Structured figure records

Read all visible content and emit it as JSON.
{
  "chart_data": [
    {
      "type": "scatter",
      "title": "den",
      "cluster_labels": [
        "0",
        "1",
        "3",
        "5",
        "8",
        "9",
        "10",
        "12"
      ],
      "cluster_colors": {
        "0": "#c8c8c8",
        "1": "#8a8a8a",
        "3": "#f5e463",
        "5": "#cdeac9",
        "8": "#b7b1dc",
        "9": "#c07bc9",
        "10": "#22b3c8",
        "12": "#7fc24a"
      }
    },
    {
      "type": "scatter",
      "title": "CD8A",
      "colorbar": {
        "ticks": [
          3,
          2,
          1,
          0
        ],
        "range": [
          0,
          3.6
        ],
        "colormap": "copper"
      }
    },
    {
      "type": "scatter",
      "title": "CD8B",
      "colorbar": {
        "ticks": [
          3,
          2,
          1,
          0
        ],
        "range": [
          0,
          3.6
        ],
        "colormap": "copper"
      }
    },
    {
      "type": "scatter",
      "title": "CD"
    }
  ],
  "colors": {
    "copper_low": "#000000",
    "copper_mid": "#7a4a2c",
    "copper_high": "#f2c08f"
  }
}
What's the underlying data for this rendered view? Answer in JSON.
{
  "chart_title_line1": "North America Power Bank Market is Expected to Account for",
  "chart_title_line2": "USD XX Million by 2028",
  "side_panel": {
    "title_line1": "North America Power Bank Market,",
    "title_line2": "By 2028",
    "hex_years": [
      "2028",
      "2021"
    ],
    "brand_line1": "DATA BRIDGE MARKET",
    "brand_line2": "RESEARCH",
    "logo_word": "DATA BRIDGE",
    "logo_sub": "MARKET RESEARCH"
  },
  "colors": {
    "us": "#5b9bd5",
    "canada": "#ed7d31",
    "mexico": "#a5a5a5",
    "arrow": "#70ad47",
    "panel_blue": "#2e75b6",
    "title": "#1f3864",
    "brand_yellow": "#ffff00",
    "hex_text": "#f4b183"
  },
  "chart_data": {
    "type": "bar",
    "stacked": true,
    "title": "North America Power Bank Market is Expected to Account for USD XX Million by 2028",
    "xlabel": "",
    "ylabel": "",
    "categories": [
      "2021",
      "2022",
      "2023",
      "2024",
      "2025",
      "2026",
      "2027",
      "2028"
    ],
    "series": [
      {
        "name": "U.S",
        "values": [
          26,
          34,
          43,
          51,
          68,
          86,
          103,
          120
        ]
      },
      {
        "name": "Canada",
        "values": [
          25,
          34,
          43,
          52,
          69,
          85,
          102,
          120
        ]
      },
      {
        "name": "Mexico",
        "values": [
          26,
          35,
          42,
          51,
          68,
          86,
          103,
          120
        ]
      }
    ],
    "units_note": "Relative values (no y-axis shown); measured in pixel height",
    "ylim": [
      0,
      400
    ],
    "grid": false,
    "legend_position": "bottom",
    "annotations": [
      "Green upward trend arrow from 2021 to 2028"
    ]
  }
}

■ **Problem description**: Report all lines of the material that contain the word "America".

■ **Exercise output**:
  "chart_title_line1": "North America Power Bank Market is Expected to Account for",
    "title_line1": "North America Power Bank Market,",
    "title": "North America Power Bank Market is Expected to Account for USD XX Million by 2028",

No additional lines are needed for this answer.